WHAT IS BEING ASKED ▸ Output the whole listing below line for line, changing nothing.

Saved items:
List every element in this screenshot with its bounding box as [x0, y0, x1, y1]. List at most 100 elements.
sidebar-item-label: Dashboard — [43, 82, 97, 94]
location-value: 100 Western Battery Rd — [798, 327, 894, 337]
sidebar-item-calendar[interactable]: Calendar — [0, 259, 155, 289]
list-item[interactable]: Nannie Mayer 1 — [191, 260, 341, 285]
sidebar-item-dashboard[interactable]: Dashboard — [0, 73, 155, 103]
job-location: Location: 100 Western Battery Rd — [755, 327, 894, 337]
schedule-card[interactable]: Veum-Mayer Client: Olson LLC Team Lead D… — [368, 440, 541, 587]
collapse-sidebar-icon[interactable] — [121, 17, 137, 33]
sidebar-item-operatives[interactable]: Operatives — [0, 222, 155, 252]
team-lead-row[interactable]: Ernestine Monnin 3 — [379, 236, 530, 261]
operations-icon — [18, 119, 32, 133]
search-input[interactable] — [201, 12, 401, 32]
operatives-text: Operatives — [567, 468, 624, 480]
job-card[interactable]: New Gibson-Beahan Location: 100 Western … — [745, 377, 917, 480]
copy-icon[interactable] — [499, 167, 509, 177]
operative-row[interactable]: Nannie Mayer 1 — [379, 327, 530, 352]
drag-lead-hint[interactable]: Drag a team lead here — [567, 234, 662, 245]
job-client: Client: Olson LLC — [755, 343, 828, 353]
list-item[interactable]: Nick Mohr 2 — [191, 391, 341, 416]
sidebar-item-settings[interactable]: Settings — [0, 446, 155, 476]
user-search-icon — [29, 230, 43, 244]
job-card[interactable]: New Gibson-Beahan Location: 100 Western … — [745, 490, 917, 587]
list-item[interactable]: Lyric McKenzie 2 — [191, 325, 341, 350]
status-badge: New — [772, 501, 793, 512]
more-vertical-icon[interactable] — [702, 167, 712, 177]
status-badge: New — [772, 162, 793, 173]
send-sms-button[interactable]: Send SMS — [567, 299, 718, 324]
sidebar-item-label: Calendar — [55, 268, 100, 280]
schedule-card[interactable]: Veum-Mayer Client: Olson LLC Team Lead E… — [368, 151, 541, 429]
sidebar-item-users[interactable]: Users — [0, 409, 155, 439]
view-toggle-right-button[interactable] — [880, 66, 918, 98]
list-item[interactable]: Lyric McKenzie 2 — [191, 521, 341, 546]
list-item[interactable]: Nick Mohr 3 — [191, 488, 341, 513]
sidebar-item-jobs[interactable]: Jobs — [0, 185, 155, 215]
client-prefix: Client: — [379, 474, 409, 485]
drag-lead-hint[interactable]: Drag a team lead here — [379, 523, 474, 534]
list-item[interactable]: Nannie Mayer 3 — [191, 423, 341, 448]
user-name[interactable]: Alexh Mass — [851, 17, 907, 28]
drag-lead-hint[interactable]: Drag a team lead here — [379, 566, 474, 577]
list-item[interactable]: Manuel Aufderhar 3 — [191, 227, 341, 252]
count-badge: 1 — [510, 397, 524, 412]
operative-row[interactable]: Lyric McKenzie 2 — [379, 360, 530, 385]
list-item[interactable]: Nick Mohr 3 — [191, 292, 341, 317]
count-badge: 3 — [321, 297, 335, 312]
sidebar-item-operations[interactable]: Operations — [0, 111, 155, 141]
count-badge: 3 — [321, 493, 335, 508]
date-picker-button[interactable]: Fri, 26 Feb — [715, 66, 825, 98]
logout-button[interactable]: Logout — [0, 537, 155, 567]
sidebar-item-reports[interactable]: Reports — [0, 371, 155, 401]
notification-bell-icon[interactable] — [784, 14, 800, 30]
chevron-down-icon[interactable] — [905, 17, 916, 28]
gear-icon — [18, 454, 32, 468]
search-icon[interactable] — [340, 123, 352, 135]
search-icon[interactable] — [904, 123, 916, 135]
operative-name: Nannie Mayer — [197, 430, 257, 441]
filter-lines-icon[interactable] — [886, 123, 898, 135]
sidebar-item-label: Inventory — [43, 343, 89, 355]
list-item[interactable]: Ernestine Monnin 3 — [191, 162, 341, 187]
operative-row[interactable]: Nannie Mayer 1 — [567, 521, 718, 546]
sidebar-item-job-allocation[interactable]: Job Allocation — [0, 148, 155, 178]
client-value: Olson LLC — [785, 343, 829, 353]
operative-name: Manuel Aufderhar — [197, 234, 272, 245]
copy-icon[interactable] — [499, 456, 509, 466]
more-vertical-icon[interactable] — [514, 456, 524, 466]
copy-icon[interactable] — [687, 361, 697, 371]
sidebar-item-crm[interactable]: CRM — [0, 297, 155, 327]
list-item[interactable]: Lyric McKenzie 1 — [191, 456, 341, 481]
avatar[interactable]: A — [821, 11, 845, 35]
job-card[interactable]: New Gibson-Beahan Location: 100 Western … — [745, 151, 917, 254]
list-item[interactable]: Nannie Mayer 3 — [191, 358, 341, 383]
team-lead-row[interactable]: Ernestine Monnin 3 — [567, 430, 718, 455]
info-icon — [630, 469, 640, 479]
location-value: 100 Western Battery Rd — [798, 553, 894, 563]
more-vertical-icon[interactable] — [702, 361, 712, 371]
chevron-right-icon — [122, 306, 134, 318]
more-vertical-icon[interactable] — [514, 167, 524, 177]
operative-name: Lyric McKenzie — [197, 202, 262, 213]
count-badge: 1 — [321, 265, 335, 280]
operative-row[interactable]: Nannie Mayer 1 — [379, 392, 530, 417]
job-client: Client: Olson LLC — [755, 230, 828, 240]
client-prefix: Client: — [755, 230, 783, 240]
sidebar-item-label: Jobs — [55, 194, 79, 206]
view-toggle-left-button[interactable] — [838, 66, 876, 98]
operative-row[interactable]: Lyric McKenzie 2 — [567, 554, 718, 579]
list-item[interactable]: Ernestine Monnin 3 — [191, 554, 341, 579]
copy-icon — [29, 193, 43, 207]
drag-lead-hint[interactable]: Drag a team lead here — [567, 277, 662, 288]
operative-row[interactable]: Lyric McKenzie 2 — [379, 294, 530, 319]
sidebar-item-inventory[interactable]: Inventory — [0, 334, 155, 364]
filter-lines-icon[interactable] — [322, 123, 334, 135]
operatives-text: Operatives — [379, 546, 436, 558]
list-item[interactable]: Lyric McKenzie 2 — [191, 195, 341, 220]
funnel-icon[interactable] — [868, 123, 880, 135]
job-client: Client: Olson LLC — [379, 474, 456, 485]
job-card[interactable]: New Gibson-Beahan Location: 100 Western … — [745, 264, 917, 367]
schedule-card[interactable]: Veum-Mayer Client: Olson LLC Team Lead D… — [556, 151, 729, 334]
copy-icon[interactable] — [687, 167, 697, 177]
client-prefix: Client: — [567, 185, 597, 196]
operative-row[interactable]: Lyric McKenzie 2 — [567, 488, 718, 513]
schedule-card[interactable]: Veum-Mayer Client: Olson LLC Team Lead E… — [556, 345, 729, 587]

ANSWER BELOW ▸
List every element in this screenshot with its bounding box as [x0, y0, x1, y1]. List at most 100 elements.
sidebar-item-label: Dashboard — [43, 82, 97, 94]
location-value: 100 Western Battery Rd — [798, 327, 894, 337]
sidebar-item-calendar[interactable]: Calendar — [0, 259, 155, 289]
list-item[interactable]: Nannie Mayer 1 — [191, 260, 341, 285]
sidebar-item-dashboard[interactable]: Dashboard — [0, 73, 155, 103]
job-location: Location: 100 Western Battery Rd — [755, 327, 894, 337]
schedule-card[interactable]: Veum-Mayer Client: Olson LLC Team Lead D… — [368, 440, 541, 587]
collapse-sidebar-icon[interactable] — [121, 17, 137, 33]
sidebar-item-operatives[interactable]: Operatives — [0, 222, 155, 252]
team-lead-row[interactable]: Ernestine Monnin 3 — [379, 236, 530, 261]
operations-icon — [18, 119, 32, 133]
search-input[interactable] — [201, 12, 401, 32]
operatives-text: Operatives — [567, 468, 624, 480]
job-card[interactable]: New Gibson-Beahan Location: 100 Western … — [745, 377, 917, 480]
copy-icon[interactable] — [499, 167, 509, 177]
operative-row[interactable]: Nannie Mayer 1 — [379, 327, 530, 352]
drag-lead-hint[interactable]: Drag a team lead here — [567, 234, 662, 245]
job-client: Client: Olson LLC — [755, 343, 828, 353]
list-item[interactable]: Nick Mohr 2 — [191, 391, 341, 416]
sidebar-item-settings[interactable]: Settings — [0, 446, 155, 476]
user-search-icon — [29, 230, 43, 244]
job-card[interactable]: New Gibson-Beahan Location: 100 Western … — [745, 490, 917, 587]
list-item[interactable]: Lyric McKenzie 2 — [191, 325, 341, 350]
status-badge: New — [772, 501, 793, 512]
more-vertical-icon[interactable] — [702, 167, 712, 177]
status-badge: New — [772, 162, 793, 173]
send-sms-button[interactable]: Send SMS — [567, 299, 718, 324]
sidebar-item-label: Calendar — [55, 268, 100, 280]
schedule-card[interactable]: Veum-Mayer Client: Olson LLC Team Lead E… — [368, 151, 541, 429]
sidebar-item-users[interactable]: Users — [0, 409, 155, 439]
view-toggle-right-button[interactable] — [880, 66, 918, 98]
list-item[interactable]: Lyric McKenzie 2 — [191, 521, 341, 546]
list-item[interactable]: Nick Mohr 3 — [191, 488, 341, 513]
sidebar-item-jobs[interactable]: Jobs — [0, 185, 155, 215]
client-prefix: Client: — [379, 474, 409, 485]
drag-lead-hint[interactable]: Drag a team lead here — [379, 523, 474, 534]
list-item[interactable]: Nannie Mayer 3 — [191, 423, 341, 448]
user-name[interactable]: Alexh Mass — [851, 17, 907, 28]
drag-lead-hint[interactable]: Drag a team lead here — [379, 566, 474, 577]
list-item[interactable]: Manuel Aufderhar 3 — [191, 227, 341, 252]
count-badge: 1 — [510, 397, 524, 412]
operative-row[interactable]: Lyric McKenzie 2 — [379, 360, 530, 385]
list-item[interactable]: Nick Mohr 3 — [191, 292, 341, 317]
count-badge: 3 — [321, 297, 335, 312]
sidebar-item-operations[interactable]: Operations — [0, 111, 155, 141]
count-badge: 3 — [321, 493, 335, 508]
date-picker-button[interactable]: Fri, 26 Feb — [715, 66, 825, 98]
logout-button[interactable]: Logout — [0, 537, 155, 567]
sidebar-item-reports[interactable]: Reports — [0, 371, 155, 401]
notification-bell-icon[interactable] — [784, 14, 800, 30]
chevron-down-icon[interactable] — [905, 17, 916, 28]
gear-icon — [18, 454, 32, 468]
search-icon[interactable] — [340, 123, 352, 135]
search-icon[interactable] — [904, 123, 916, 135]
operative-name: Nannie Mayer — [197, 430, 257, 441]
filter-lines-icon[interactable] — [886, 123, 898, 135]
sidebar-item-label: Inventory — [43, 343, 89, 355]
list-item[interactable]: Ernestine Monnin 3 — [191, 162, 341, 187]
operative-row[interactable]: Nannie Mayer 1 — [567, 521, 718, 546]
sidebar-item-job-allocation[interactable]: Job Allocation — [0, 148, 155, 178]
client-value: Olson LLC — [785, 343, 829, 353]
operative-name: Manuel Aufderhar — [197, 234, 272, 245]
copy-icon[interactable] — [499, 456, 509, 466]
more-vertical-icon[interactable] — [514, 456, 524, 466]
copy-icon[interactable] — [687, 361, 697, 371]
sidebar-item-crm[interactable]: CRM — [0, 297, 155, 327]
list-item[interactable]: Lyric McKenzie 1 — [191, 456, 341, 481]
avatar[interactable]: A — [821, 11, 845, 35]
job-card[interactable]: New Gibson-Beahan Location: 100 Western … — [745, 151, 917, 254]
list-item[interactable]: Nannie Mayer 3 — [191, 358, 341, 383]
team-lead-row[interactable]: Ernestine Monnin 3 — [567, 430, 718, 455]
info-icon — [630, 469, 640, 479]
location-value: 100 Western Battery Rd — [798, 553, 894, 563]
more-vertical-icon[interactable] — [702, 361, 712, 371]
chevron-right-icon — [122, 306, 134, 318]
more-vertical-icon[interactable] — [514, 167, 524, 177]
operative-name: Lyric McKenzie — [197, 202, 262, 213]
count-badge: 1 — [321, 265, 335, 280]
operative-row[interactable]: Nannie Mayer 1 — [379, 392, 530, 417]
job-client: Client: Olson LLC — [755, 230, 828, 240]
client-prefix: Client: — [755, 230, 783, 240]
sidebar-item-label: Jobs — [55, 194, 79, 206]
view-toggle-left-button[interactable] — [838, 66, 876, 98]
operative-row[interactable]: Lyric McKenzie 2 — [567, 554, 718, 579]
list-item[interactable]: Ernestine Monnin 3 — [191, 554, 341, 579]
copy-icon — [29, 193, 43, 207]
drag-lead-hint[interactable]: Drag a team lead here — [567, 277, 662, 288]
operative-row[interactable]: Lyric McKenzie 2 — [379, 294, 530, 319]
sidebar-item-inventory[interactable]: Inventory — [0, 334, 155, 364]
filter-lines-icon[interactable] — [322, 123, 334, 135]
operatives-text: Operatives — [379, 546, 436, 558]
list-item[interactable]: Lyric McKenzie 2 — [191, 195, 341, 220]
funnel-icon[interactable] — [868, 123, 880, 135]
job-client: Client: Olson LLC — [379, 474, 456, 485]
job-card[interactable]: New Gibson-Beahan Location: 100 Western … — [745, 264, 917, 367]
schedule-card[interactable]: Veum-Mayer Client: Olson LLC Team Lead D… — [556, 151, 729, 334]
copy-icon[interactable] — [687, 167, 697, 177]
client-prefix: Client: — [567, 185, 597, 196]
operative-row[interactable]: Lyric McKenzie 2 — [567, 488, 718, 513]
schedule-card[interactable]: Veum-Mayer Client: Olson LLC Team Lead E… — [556, 345, 729, 587]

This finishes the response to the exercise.